◆ **Direction**: Give the data below again, word for word.

◆ **Entries**:

☆ ☆ ☆ ☆

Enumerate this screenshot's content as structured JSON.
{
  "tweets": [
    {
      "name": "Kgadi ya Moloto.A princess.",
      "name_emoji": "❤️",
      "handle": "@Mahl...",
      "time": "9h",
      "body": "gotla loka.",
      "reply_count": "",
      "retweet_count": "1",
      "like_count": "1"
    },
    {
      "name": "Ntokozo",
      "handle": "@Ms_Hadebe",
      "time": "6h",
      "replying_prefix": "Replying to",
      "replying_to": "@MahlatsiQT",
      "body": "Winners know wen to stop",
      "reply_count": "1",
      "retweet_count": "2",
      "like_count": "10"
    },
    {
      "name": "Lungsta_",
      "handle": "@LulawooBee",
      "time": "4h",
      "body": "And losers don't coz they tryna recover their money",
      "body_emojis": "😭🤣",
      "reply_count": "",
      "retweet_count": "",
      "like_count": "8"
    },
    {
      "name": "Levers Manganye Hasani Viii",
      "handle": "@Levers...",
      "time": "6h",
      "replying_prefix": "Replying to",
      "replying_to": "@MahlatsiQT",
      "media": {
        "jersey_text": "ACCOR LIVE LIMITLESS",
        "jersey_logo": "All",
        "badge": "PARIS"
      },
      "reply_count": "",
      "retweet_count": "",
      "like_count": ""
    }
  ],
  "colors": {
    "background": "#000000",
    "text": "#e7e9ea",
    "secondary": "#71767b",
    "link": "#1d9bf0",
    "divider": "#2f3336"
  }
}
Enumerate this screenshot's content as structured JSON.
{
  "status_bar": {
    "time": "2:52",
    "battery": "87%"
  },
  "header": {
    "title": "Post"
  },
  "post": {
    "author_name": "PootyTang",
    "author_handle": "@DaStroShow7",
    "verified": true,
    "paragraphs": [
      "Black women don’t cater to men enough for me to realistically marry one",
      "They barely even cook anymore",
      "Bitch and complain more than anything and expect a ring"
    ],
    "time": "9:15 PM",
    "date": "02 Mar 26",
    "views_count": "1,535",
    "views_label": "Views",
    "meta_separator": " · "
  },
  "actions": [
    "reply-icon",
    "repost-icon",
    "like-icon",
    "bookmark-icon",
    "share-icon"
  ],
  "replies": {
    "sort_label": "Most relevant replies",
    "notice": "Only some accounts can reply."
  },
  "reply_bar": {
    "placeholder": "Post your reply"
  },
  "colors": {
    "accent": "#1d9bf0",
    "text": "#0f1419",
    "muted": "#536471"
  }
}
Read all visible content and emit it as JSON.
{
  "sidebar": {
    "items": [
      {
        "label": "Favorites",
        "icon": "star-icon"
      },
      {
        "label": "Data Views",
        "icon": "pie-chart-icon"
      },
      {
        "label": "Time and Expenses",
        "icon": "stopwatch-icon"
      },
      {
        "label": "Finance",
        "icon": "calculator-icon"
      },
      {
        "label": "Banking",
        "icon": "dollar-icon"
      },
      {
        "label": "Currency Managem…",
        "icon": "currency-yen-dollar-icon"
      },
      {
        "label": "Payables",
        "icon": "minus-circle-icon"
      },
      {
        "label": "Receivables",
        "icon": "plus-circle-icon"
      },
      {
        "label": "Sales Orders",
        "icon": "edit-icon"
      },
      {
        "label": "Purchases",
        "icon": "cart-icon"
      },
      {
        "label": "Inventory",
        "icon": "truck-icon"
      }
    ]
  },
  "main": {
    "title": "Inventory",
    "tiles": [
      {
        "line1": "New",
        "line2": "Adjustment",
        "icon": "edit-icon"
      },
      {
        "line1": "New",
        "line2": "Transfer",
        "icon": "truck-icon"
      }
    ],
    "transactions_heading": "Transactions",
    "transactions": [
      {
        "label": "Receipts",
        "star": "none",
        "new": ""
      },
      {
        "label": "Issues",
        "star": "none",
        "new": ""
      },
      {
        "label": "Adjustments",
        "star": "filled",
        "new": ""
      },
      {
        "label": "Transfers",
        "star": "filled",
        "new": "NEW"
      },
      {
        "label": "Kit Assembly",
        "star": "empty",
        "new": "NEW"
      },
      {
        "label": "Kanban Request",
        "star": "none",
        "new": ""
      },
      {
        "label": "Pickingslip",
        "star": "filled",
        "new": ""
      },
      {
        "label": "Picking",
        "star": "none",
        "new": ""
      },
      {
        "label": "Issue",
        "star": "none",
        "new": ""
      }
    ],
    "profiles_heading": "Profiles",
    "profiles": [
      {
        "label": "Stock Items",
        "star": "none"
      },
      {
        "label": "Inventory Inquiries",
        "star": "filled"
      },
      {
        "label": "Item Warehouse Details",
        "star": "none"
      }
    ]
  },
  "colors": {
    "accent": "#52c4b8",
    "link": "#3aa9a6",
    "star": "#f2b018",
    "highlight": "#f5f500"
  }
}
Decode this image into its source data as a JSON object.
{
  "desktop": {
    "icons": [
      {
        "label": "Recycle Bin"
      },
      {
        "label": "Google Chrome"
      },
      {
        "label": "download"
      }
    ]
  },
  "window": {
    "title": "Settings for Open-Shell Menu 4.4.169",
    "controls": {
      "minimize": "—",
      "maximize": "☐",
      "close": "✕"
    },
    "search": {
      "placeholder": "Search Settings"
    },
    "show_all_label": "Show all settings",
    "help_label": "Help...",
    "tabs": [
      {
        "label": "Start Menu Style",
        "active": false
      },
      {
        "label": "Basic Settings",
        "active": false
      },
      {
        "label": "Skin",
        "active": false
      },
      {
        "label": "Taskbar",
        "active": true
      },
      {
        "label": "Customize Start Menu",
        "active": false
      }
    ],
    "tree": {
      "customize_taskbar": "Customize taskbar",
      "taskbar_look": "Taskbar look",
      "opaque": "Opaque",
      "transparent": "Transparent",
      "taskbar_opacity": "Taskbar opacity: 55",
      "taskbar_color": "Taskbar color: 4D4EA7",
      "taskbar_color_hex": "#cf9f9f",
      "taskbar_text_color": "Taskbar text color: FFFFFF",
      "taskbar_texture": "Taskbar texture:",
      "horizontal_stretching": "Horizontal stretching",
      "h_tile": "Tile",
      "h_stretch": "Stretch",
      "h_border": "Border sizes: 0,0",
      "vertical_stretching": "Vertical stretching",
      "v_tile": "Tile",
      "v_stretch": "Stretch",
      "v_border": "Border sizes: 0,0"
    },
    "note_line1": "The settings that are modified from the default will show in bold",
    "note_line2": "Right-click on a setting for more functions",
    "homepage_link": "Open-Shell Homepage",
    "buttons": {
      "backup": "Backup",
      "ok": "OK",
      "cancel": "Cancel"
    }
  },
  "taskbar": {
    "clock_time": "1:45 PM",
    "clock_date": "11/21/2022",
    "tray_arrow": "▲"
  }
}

☆ ☆ ☆ ☆

◆ **Exercise answer**:
Enumerate this screenshot's content as structured JSON.
{
  "tweets": [
    {
      "name": "Kgadi ya Moloto.A princess.",
      "name_emoji": "❤️",
      "handle": "@Mahl...",
      "time": "9h",
      "body": "gotla loka.",
      "reply_count": "",
      "retweet_count": "1",
      "like_count": "1"
    },
    {
      "name": "Ntokozo",
      "handle": "@Ms_Hadebe",
      "time": "6h",
      "replying_prefix": "Replying to",
      "replying_to": "@MahlatsiQT",
      "body": "Winners know wen to stop",
      "reply_count": "1",
      "retweet_count": "2",
      "like_count": "10"
    },
    {
      "name": "Lungsta_",
      "handle": "@LulawooBee",
      "time": "4h",
      "body": "And losers don't coz they tryna recover their money",
      "body_emojis": "😭🤣",
      "reply_count": "",
      "retweet_count": "",
      "like_count": "8"
    },
    {
      "name": "Levers Manganye Hasani Viii",
      "handle": "@Levers...",
      "time": "6h",
      "replying_prefix": "Replying to",
      "replying_to": "@MahlatsiQT",
      "media": {
        "jersey_text": "ACCOR LIVE LIMITLESS",
        "jersey_logo": "All",
        "badge": "PARIS"
      },
      "reply_count": "",
      "retweet_count": "",
      "like_count": ""
    }
  ],
  "colors": {
    "background": "#000000",
    "text": "#e7e9ea",
    "secondary": "#71767b",
    "link": "#1d9bf0",
    "divider": "#2f3336"
  }
}
Enumerate this screenshot's content as structured JSON.
{
  "status_bar": {
    "time": "2:52",
    "battery": "87%"
  },
  "header": {
    "title": "Post"
  },
  "post": {
    "author_name": "PootyTang",
    "author_handle": "@DaStroShow7",
    "verified": true,
    "paragraphs": [
      "Black women don’t cater to men enough for me to realistically marry one",
      "They barely even cook anymore",
      "Bitch and complain more than anything and expect a ring"
    ],
    "time": "9:15 PM",
    "date": "02 Mar 26",
    "views_count": "1,535",
    "views_label": "Views",
    "meta_separator": " · "
  },
  "actions": [
    "reply-icon",
    "repost-icon",
    "like-icon",
    "bookmark-icon",
    "share-icon"
  ],
  "replies": {
    "sort_label": "Most relevant replies",
    "notice": "Only some accounts can reply."
  },
  "reply_bar": {
    "placeholder": "Post your reply"
  },
  "colors": {
    "accent": "#1d9bf0",
    "text": "#0f1419",
    "muted": "#536471"
  }
}
Read all visible content and emit it as JSON.
{
  "sidebar": {
    "items": [
      {
        "label": "Favorites",
        "icon": "star-icon"
      },
      {
        "label": "Data Views",
        "icon": "pie-chart-icon"
      },
      {
        "label": "Time and Expenses",
        "icon": "stopwatch-icon"
      },
      {
        "label": "Finance",
        "icon": "calculator-icon"
      },
      {
        "label": "Banking",
        "icon": "dollar-icon"
      },
      {
        "label": "Currency Managem…",
        "icon": "currency-yen-dollar-icon"
      },
      {
        "label": "Payables",
        "icon": "minus-circle-icon"
      },
      {
        "label": "Receivables",
        "icon": "plus-circle-icon"
      },
      {
        "label": "Sales Orders",
        "icon": "edit-icon"
      },
      {
        "label": "Purchases",
        "icon": "cart-icon"
      },
      {
        "label": "Inventory",
        "icon": "truck-icon"
      }
    ]
  },
  "main": {
    "title": "Inventory",
    "tiles": [
      {
        "line1": "New",
        "line2": "Adjustment",
        "icon": "edit-icon"
      },
      {
        "line1": "New",
        "line2": "Transfer",
        "icon": "truck-icon"
      }
    ],
    "transactions_heading": "Transactions",
    "transactions": [
      {
        "label": "Receipts",
        "star": "none",
        "new": ""
      },
      {
        "label": "Issues",
        "star": "none",
        "new": ""
      },
      {
        "label": "Adjustments",
        "star": "filled",
        "new": ""
      },
      {
        "label": "Transfers",
        "star": "filled",
        "new": "NEW"
      },
      {
        "label": "Kit Assembly",
        "star": "empty",
        "new": "NEW"
      },
      {
        "label": "Kanban Request",
        "star": "none",
        "new": ""
      },
      {
        "label": "Pickingslip",
        "star": "filled",
        "new": ""
      },
      {
        "label": "Picking",
        "star": "none",
        "new": ""
      },
      {
        "label": "Issue",
        "star": "none",
        "new": ""
      }
    ],
    "profiles_heading": "Profiles",
    "profiles": [
      {
        "label": "Stock Items",
        "star": "none"
      },
      {
        "label": "Inventory Inquiries",
        "star": "filled"
      },
      {
        "label": "Item Warehouse Details",
        "star": "none"
      }
    ]
  },
  "colors": {
    "accent": "#52c4b8",
    "link": "#3aa9a6",
    "star": "#f2b018",
    "highlight": "#f5f500"
  }
}
Decode this image into its source data as a JSON object.
{
  "desktop": {
    "icons": [
      {
        "label": "Recycle Bin"
      },
      {
        "label": "Google Chrome"
      },
      {
        "label": "download"
      }
    ]
  },
  "window": {
    "title": "Settings for Open-Shell Menu 4.4.169",
    "controls": {
      "minimize": "—",
      "maximize": "☐",
      "close": "✕"
    },
    "search": {
      "placeholder": "Search Settings"
    },
    "show_all_label": "Show all settings",
    "help_label": "Help...",
    "tabs": [
      {
        "label": "Start Menu Style",
        "active": false
      },
      {
        "label": "Basic Settings",
        "active": false
      },
      {
        "label": "Skin",
        "active": false
      },
      {
        "label": "Taskbar",
        "active": true
      },
      {
        "label": "Customize Start Menu",
        "active": false
      }
    ],
    "tree": {
      "customize_taskbar": "Customize taskbar",
      "taskbar_look": "Taskbar look",
      "opaque": "Opaque",
      "transparent": "Transparent",
      "taskbar_opacity": "Taskbar opacity: 55",
      "taskbar_color": "Taskbar color: 4D4EA7",
      "taskbar_color_hex": "#cf9f9f",
      "taskbar_text_color": "Taskbar text color: FFFFFF",
      "taskbar_texture": "Taskbar texture:",
      "horizontal_stretching": "Horizontal stretching",
      "h_tile": "Tile",
      "h_stretch": "Stretch",
      "h_border": "Border sizes: 0,0",
      "vertical_stretching": "Vertical stretching",
      "v_tile": "Tile",
      "v_stretch": "Stretch",
      "v_border": "Border sizes: 0,0"
    },
    "note_line1": "The settings that are modified from the default will show in bold",
    "note_line2": "Right-click on a setting for more functions",
    "homepage_link": "Open-Shell Homepage",
    "buttons": {
      "backup": "Backup",
      "ok": "OK",
      "cancel": "Cancel"
    }
  },
  "taskbar": {
    "clock_time": "1:45 PM",
    "clock_date": "11/21/2022",
    "tray_arrow": "▲"
  }
}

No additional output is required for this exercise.